* Start Material supplied *
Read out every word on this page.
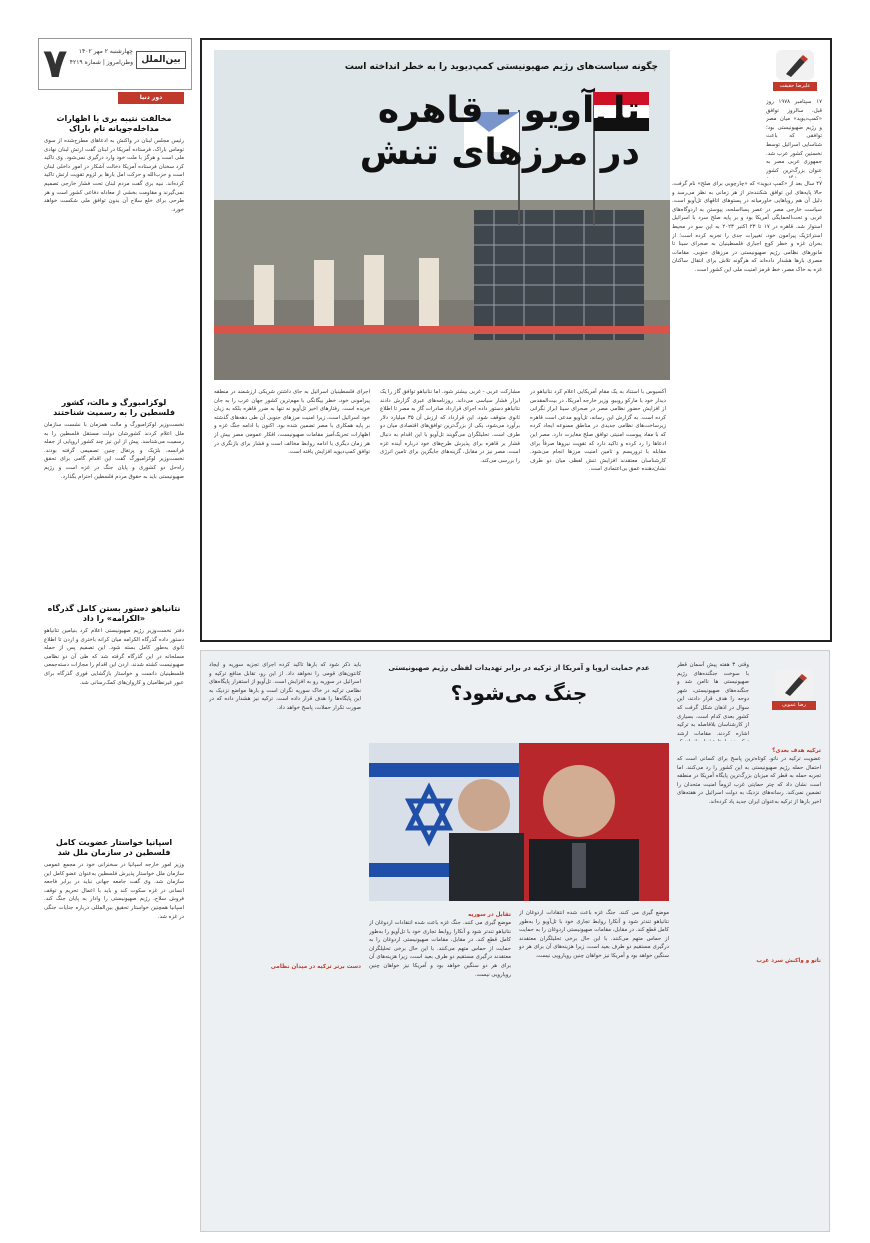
۷ چهارشنبه ۲ مهر ۱۴۰۲
وطن‌امروز | شماره ۴۲۱۹ بین‌الملل
دور دنیا
مخالفت نتیبه بری با اظهارات مداخله‌جویانه تام باراک
رئیس مجلس لبنان در واکنش به ادعاهای مطرح‌شده از سوی توماس باراک، فرستاده آمریکا در لبنان گفت ارتش لبنان نهادی ملی است و هرگز با ملت خود وارد درگیری نمی‌شود. وی تاکید کرد سخنان فرستاده آمریکا دخالت آشکار در امور داخلی لبنان است و حزب‌الله و حرکت امل بارها بر لزوم تقویت ارتش تاکید کرده‌اند. نبیه بری گفت مردم لبنان تحت فشار خارجی تصمیم نمی‌گیرند و مقاومت بخشی از معادله دفاعی کشور است و هر طرحی برای خلع سلاح آن بدون توافق ملی شکست خواهد خورد.
لوکزامبورگ و مالت، کشور فلسطین را به رسمیت شناختند
نخست‌وزیر لوکزامبورگ و مالت همزمان با نشست سازمان ملل اعلام کردند کشورشان دولت مستقل فلسطین را به رسمیت می‌شناسد. پیش از این نیز چند کشور اروپایی از جمله فرانسه، بلژیک و پرتغال چنین تصمیمی گرفته بودند. نخست‌وزیر لوکزامبورگ گفت این اقدام گامی برای تحقق راه‌حل دو کشوری و پایان جنگ در غزه است و رژیم صهیونیستی باید به حقوق مردم فلسطین احترام بگذارد.
نتانیاهو دستور بستن کامل گذرگاه «الکرامه» را داد
دفتر نخست‌وزیر رژیم صهیونیستی اعلام کرد بنیامین نتانیاهو دستور داده گذرگاه الکرامه میان کرانه باختری و اردن تا اطلاع ثانوی به‌طور کامل بسته شود. این تصمیم پس از حمله مسلحانه در این گذرگاه گرفته شد که طی آن دو نظامی صهیونیست کشته شدند. اردن این اقدام را مجازات دسته‌جمعی فلسطینیان دانست و خواستار بازگشایی فوری گذرگاه برای عبور غیرنظامیان و کاروان‌های کمک‌رسانی شد.
اسپانیا خواستار عضویت کامل فلسطین در سازمان ملل شد
وزیر امور خارجه اسپانیا در سخنرانی خود در مجمع عمومی سازمان ملل خواستار پذیرش فلسطین به‌عنوان عضو کامل این سازمان شد. وی گفت جامعه جهانی نباید در برابر فاجعه انسانی در غزه سکوت کند و باید با اعمال تحریم و توقف فروش سلاح، رژیم صهیونیستی را وادار به پایان جنگ کند. اسپانیا همچنین خواستار تحقیق بین‌المللی درباره جنایات جنگی در غزه شد.
علیرضا حقیقت
۱۷ سپتامبر ۱۹۷۸ روز قبل، سالروز توافق «کمپ‌دیوید» میان مصر و رژیم صهیونیستی بود؛ توافقی که باعث شناسایی اسرائیل توسط نخستین کشور عرب شد. جمهوری عربی مصر به عنوان بزرگ‌ترین کشور
۴۷ سال بعد از «کمپ دیوید» که «چارچوبی برای صلح» نام گرفت، حالا پایه‌های این توافق شکننده‌تر از هر زمانی به نظر می‌رسد و دلیل آن هم رویاهایی خاورمیانه در پستوهای اتاقهای تل‌آویو است. سیاست خارجی مصر در عصر پسااسلحه، پیوستن به اردوگاه‌های غربی و تحت‌الحمایگی آمریکا بود و بر پایه صلح سرد با اسرائیل استوار شد. قاهره در ۱۷ تا ۲۳ اکتبر ۲۰۲۳ به این سو در محیط استراتژیک پیرامون خود، تغییرات جدی را تجربه کرده است؛ از بحران غزه و خطر کوچ اجباری فلسطینیان به صحرای سینا تا مانورهای نظامی رژیم صهیونیستی در مرزهای جنوبی. مقامات مصری بارها هشدار داده‌اند که هرگونه تلاش برای انتقال ساکنان غزه به خاک مصر، خط قرمز امنیت ملی این کشور است.
چگونه سیاست‌های رژیم صهیونیستی کمپ‌دیوید را به خطر انداخته است
تل‌آویو - قاهره
در مرزهای تنش
آکسیوس با استناد به یک مقام آمریکایی اعلام کرد نتانیاهو در دیدار خود با مارکو روبیو، وزیر خارجه آمریکا، در بیت‌المقدس از افزایش حضور نظامی مصر در صحرای سینا ابراز نگرانی کرده است. به گزارش این رسانه، تل‌آویو مدعی است قاهره زیرساخت‌های نظامی جدیدی در مناطق ممنوعه ایجاد کرده که با مفاد پیوست امنیتی توافق صلح مغایرت دارد. مصر این ادعاها را رد کرده و تاکید دارد که تقویت نیروها صرفاً برای مقابله با تروریسم و تامین امنیت مرزها انجام می‌شود. کارشناسان معتقدند افزایش تنش لفظی میان دو طرف نشان‌دهنده عمق بی‌اعتمادی است.
مشارکت عربی - غربی بیشتر شود. اما نتانیاهو توافق گاز را یک ابزار فشار سیاسی می‌داند. روزنامه‌های عبری گزارش دادند نتانیاهو دستور داده اجرای قرارداد صادرات گاز به مصر تا اطلاع ثانوی متوقف شود. این قرارداد که ارزش آن ۳۵ میلیارد دلار برآورد می‌شود، یکی از بزرگ‌ترین توافق‌های اقتصادی میان دو طرف است. تحلیلگران می‌گویند تل‌آویو با این اقدام به دنبال فشار بر قاهره برای پذیرش طرح‌های خود درباره آینده غزه است. مصر نیز در مقابل، گزینه‌های جایگزین برای تامین انرژی را بررسی می‌کند.
اجرای فلسطینیان اسرائیل به جای داشتن شریکی ارزشمند در منطقه پیرامونی خود، خطر بیگانگی با مهم‌ترین کشور جهان عرب را به جان خریده است. رفتارهای اخیر تل‌آویو نه تنها به ضرر قاهره بلکه به زیان خود اسرائیل است، زیرا امنیت مرزهای جنوبی آن طی دهه‌های گذشته بر پایه همکاری با مصر تضمین شده بود. اکنون با ادامه جنگ غزه و اظهارات تحریک‌آمیز مقامات صهیونیست، افکار عمومی مصر بیش از هر زمان دیگری با ادامه روابط مخالف است و فشار برای بازنگری در توافق کمپ‌دیوید افزایش یافته است.
رضا عمویی
وقتی ۳ هفته پیش آسمان قطر با سوخت جنگنده‌های رژیم صهیونیستی ها ناامن شد و جنگنده‌های صهیونیستی، شهر دوحه را هدف قرار دادند، این سوال در اذهان شکل گرفت که کشور بعدی کدام است. بسیاری از کارشناسان بلافاصله به ترکیه اشاره کردند. مقامات ارشد
ترکیه هدف بعدی؟
عضویت ترکیه در ناتو، کوتاه‌ترین پاسخ برای کسانی است که احتمال حمله رژیم صهیونیستی به این کشور را رد می‌کنند. اما تجربه حمله به قطر که میزبان بزرگ‌ترین پایگاه آمریکا در منطقه است نشان داد که چتر حمایتی غرب لزوماً امنیت متحدان را تضمین نمی‌کند. رسانه‌های نزدیک به دولت اسرائیل در هفته‌های اخیر بارها از ترکیه به‌عنوان ایران جدید یاد کرده‌اند.
ناتو و واکنش سرد غرب
عدم حمایت اروپا و آمریکا از ترکیه در برابر تهدیدات لفظی رژیم صهیونیستی
جنگ می‌شود؟
موضع گیری می کنند. جنگ غزه باعث شده انتقادات اردوغان از نتانیاهو تندتر شود و آنکارا روابط تجاری خود با تل‌آویو را به‌طور کامل قطع کند. در مقابل، مقامات صهیونیستی اردوغان را به حمایت از حماس متهم می‌کنند. با این حال برخی تحلیلگران معتقدند درگیری مستقیم دو طرف بعید است، زیرا هزینه‌های آن برای هر دو سنگین خواهد بود و آمریکا نیز خواهان چنین رویارویی نیست.
تقابل در سوریه
موضع گیری می کنند. جنگ غزه باعث شده انتقادات اردوغان از نتانیاهو تندتر شود و آنکارا روابط تجاری خود با تل‌آویو را به‌طور کامل قطع کند. در مقابل، مقامات صهیونیستی اردوغان را به حمایت از حماس متهم می‌کنند. با این حال برخی تحلیلگران معتقدند درگیری مستقیم دو طرف بعید است، زیرا هزینه‌های آن برای هر دو سنگین خواهد بود و آمریکا نیز خواهان چنین رویارویی نیست.
بايد ذكر شود كه بارها تاكيد كرده اجرای تجزیه سوریه و ایجاد کانتون‌های قومی را نخواهد داد. از این رو، تقابل منافع ترکیه و اسرائیل در سوریه رو به افزایش است. تل‌آویو از استقرار پایگاه‌های نظامی ترکیه در خاک سوریه نگران است و بارها مواضع نزدیک به این پایگاه‌ها را هدف قرار داده است. ترکیه نیز هشدار داده که در صورت تکرار حملات، پاسخ خواهد داد.
دست برتر ترکیه در میدان نظامی
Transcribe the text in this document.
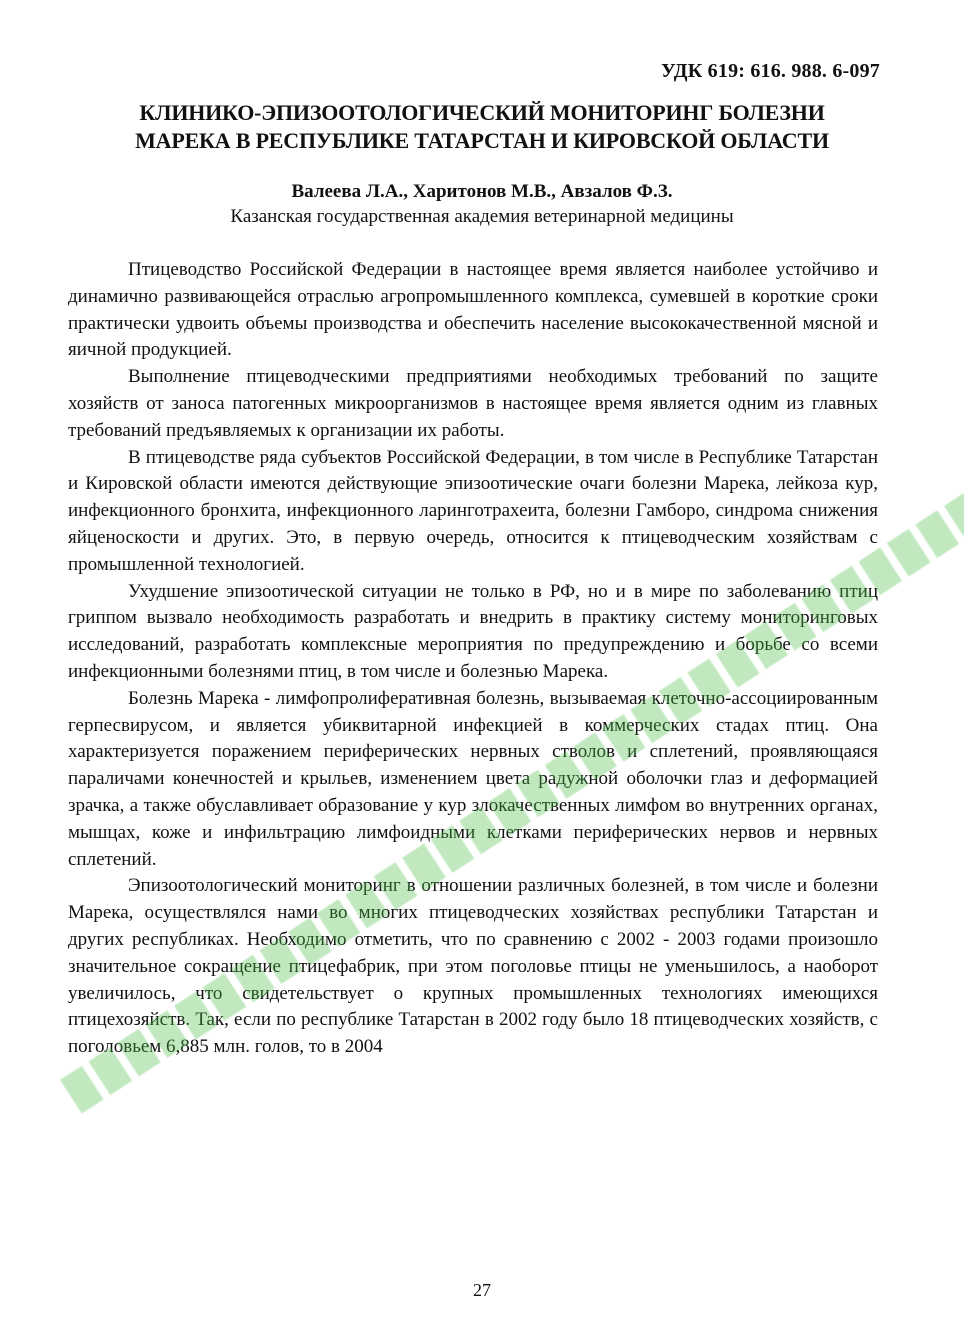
УДК 619: 616. 988. 6-097
КЛИНИКО-ЭПИЗООТОЛОГИЧЕСКИЙ МОНИТОРИНГ БОЛЕЗНИ
МАРЕКА В РЕСПУБЛИКЕ ТАТАРСТАН И КИРОВСКОЙ ОБЛАСТИ
Валеева Л.А., Харитонов М.В., Авзалов Ф.З.
Казанская государственная академия ветеринарной медицины

Птицеводство Российской Федерации в настоящее время является наиболее устойчиво и динамично развивающейся отраслью агропромышленного комплекса, сумевшей в короткие сроки практически удвоить объемы производства и обеспечить население высококачественной мясной и яичной продукцией.

Выполнение птицеводческими предприятиями необходимых требований по защите хозяйств от заноса патогенных микроорганизмов в настоящее время является одним из главных требований предъявляемых к организации их работы.

В птицеводстве ряда субъектов Российской Федерации, в том числе в Республике Татарстан и Кировской области имеются действующие эпизоотические очаги болезни Марека, лейкоза кур, инфекционного бронхита, инфекционного ларинготрахеита, болезни Гамборо, синдрома снижения яйценоскости и других. Это, в первую очередь, относится к птицеводческим хозяйствам с промышленной технологией.

Ухудшение эпизоотической ситуации не только в РФ, но и в мире по заболеванию птиц гриппом вызвало необходимость разработать и внедрить в практику систему мониторинговых исследований, разработать комплексные мероприятия по предупреждению и борьбе со всеми инфекционными болезнями птиц, в том числе и болезнью Марека.

Болезнь Марека - лимфопролиферативная болезнь, вызываемая клеточно-ассоциированным герпесвирусом, и является убиквитарной инфекцией в коммерческих стадах птиц. Она характеризуется поражением периферических нервных стволов и сплетений, проявляющаяся параличами конечностей и крыльев, изменением цвета радужной оболочки глаз и деформацией зрачка, а также обуславливает образование у кур злокачественных лимфом во внутренних органах, мышцах, коже и инфильтрацию лимфоидными клетками периферических нервов и нервных сплетений.

Эпизоотологический мониторинг в отношении различных болезней, в том числе и болезни Марека, осуществлялся нами во многих птицеводческих хозяйствах республики Татарстан и других республиках. Необходимо отметить, что по сравнению с 2002 - 2003 годами произошло значительное сокращение птицефабрик, при этом поголовье птицы не уменьшилось, а наоборот увеличилось, что свидетельствует о крупных промышленных технологиях имеющихся птицехозяйств. Так, если по республике Татарстан в 2002 году было 18 птицеводческих хозяйств, с поголовьем 6,885 млн. голов, то в 2004

27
* End Material supplied *
Your objective
Pick out and copy every line that contains the word "برابر".

Answer for the task
وزیر امور خارجه اسپانیا در سخنرانی خود در مجمع عمومی سازمان ملل خواستار پذیرش فلسطین به‌عنوان عضو کامل این سازمان شد. وی گفت جامعه جهانی نباید در برابر فاجعه انسانی در غزه سکوت کند و باید با اعمال تحریم و توقف فروش سلاح، رژیم صهیونیستی را وادار به پایان جنگ کند. اسپانیا همچنین خواستار تحقیق بین‌المللی درباره جنایات جنگی در غزه شد.
عدم حمایت اروپا و آمریکا از ترکیه در برابر تهدیدات لفظی رژیم صهیونیستی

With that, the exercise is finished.